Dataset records
-----
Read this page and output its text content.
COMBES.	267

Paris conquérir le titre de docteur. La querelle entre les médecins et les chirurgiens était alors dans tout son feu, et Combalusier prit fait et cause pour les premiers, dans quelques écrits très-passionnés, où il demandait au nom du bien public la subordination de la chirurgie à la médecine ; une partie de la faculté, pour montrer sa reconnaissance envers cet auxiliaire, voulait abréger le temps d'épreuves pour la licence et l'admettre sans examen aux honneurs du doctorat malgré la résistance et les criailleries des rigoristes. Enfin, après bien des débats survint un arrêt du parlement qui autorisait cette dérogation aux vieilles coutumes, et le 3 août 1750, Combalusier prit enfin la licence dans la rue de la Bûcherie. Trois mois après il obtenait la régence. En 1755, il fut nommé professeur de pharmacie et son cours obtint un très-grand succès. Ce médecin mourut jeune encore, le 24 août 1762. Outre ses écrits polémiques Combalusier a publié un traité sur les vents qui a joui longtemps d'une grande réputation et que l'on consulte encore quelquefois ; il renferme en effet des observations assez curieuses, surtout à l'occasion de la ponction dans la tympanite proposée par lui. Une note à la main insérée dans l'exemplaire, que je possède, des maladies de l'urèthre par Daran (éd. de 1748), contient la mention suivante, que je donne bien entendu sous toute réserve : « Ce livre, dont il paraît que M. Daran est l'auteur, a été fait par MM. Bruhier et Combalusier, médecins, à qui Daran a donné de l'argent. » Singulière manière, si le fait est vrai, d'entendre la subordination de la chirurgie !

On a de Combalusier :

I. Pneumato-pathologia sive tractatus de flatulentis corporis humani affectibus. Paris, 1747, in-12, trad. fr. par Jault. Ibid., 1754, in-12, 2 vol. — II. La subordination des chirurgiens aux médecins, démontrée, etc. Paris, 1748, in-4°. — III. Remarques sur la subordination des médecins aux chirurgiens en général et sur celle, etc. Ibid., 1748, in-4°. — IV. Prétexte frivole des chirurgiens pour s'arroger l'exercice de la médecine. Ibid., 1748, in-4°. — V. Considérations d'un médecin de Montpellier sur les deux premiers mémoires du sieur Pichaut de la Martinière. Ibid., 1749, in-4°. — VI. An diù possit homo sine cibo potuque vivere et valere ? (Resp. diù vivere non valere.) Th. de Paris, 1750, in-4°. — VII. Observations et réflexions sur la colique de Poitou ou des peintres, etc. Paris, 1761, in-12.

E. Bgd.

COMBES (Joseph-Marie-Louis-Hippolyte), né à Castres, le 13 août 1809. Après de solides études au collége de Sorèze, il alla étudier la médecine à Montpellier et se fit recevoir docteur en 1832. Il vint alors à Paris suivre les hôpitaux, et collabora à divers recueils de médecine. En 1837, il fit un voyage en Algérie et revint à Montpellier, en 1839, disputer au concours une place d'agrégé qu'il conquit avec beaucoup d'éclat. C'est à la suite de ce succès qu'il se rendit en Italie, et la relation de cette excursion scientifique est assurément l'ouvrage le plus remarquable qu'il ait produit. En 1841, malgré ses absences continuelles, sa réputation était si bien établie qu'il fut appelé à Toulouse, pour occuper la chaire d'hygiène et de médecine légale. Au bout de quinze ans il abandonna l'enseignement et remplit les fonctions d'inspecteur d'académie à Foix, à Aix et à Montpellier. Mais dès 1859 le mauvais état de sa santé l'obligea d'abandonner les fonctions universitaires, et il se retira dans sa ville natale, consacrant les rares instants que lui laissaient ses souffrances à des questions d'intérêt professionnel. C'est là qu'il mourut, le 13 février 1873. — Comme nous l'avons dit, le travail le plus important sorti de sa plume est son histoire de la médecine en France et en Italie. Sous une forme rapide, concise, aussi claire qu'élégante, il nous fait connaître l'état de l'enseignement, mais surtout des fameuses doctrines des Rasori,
-----
▶ [TASK BRIEF] Write the data back out verbatim.

▶ [ANSWER IN FULL]
Read this page and output its text content.
COMBES.	267

Paris conquérir le titre de docteur. La querelle entre les médecins et les chirurgiens était alors dans tout son feu, et Combalusier prit fait et cause pour les premiers, dans quelques écrits très-passionnés, où il demandait au nom du bien public la subordination de la chirurgie à la médecine ; une partie de la faculté, pour montrer sa reconnaissance envers cet auxiliaire, voulait abréger le temps d'épreuves pour la licence et l'admettre sans examen aux honneurs du doctorat malgré la résistance et les criailleries des rigoristes. Enfin, après bien des débats survint un arrêt du parlement qui autorisait cette dérogation aux vieilles coutumes, et le 3 août 1750, Combalusier prit enfin la licence dans la rue de la Bûcherie. Trois mois après il obtenait la régence. En 1755, il fut nommé professeur de pharmacie et son cours obtint un très-grand succès. Ce médecin mourut jeune encore, le 24 août 1762. Outre ses écrits polémiques Combalusier a publié un traité sur les vents qui a joui longtemps d'une grande réputation et que l'on consulte encore quelquefois ; il renferme en effet des observations assez curieuses, surtout à l'occasion de la ponction dans la tympanite proposée par lui. Une note à la main insérée dans l'exemplaire, que je possède, des maladies de l'urèthre par Daran (éd. de 1748), contient la mention suivante, que je donne bien entendu sous toute réserve : « Ce livre, dont il paraît que M. Daran est l'auteur, a été fait par MM. Bruhier et Combalusier, médecins, à qui Daran a donné de l'argent. » Singulière manière, si le fait est vrai, d'entendre la subordination de la chirurgie !

On a de Combalusier :

I. Pneumato-pathologia sive tractatus de flatulentis corporis humani affectibus. Paris, 1747, in-12, trad. fr. par Jault. Ibid., 1754, in-12, 2 vol. — II. La subordination des chirurgiens aux médecins, démontrée, etc. Paris, 1748, in-4°. — III. Remarques sur la subordination des médecins aux chirurgiens en général et sur celle, etc. Ibid., 1748, in-4°. — IV. Prétexte frivole des chirurgiens pour s'arroger l'exercice de la médecine. Ibid., 1748, in-4°. — V. Considérations d'un médecin de Montpellier sur les deux premiers mémoires du sieur Pichaut de la Martinière. Ibid., 1749, in-4°. — VI. An diù possit homo sine cibo potuque vivere et valere ? (Resp. diù vivere non valere.) Th. de Paris, 1750, in-4°. — VII. Observations et réflexions sur la colique de Poitou ou des peintres, etc. Paris, 1761, in-12.

E. Bgd.

COMBES (Joseph-Marie-Louis-Hippolyte), né à Castres, le 13 août 1809. Après de solides études au collége de Sorèze, il alla étudier la médecine à Montpellier et se fit recevoir docteur en 1832. Il vint alors à Paris suivre les hôpitaux, et collabora à divers recueils de médecine. En 1837, il fit un voyage en Algérie et revint à Montpellier, en 1839, disputer au concours une place d'agrégé qu'il conquit avec beaucoup d'éclat. C'est à la suite de ce succès qu'il se rendit en Italie, et la relation de cette excursion scientifique est assurément l'ouvrage le plus remarquable qu'il ait produit. En 1841, malgré ses absences continuelles, sa réputation était si bien établie qu'il fut appelé à Toulouse, pour occuper la chaire d'hygiène et de médecine légale. Au bout de quinze ans il abandonna l'enseignement et remplit les fonctions d'inspecteur d'académie à Foix, à Aix et à Montpellier. Mais dès 1859 le mauvais état de sa santé l'obligea d'abandonner les fonctions universitaires, et il se retira dans sa ville natale, consacrant les rares instants que lui laissaient ses souffrances à des questions d'intérêt professionnel. C'est là qu'il mourut, le 13 février 1873. — Comme nous l'avons dit, le travail le plus important sorti de sa plume est son histoire de la médecine en France et en Italie. Sous une forme rapide, concise, aussi claire qu'élégante, il nous fait connaître l'état de l'enseignement, mais surtout des fameuses doctrines des Rasori,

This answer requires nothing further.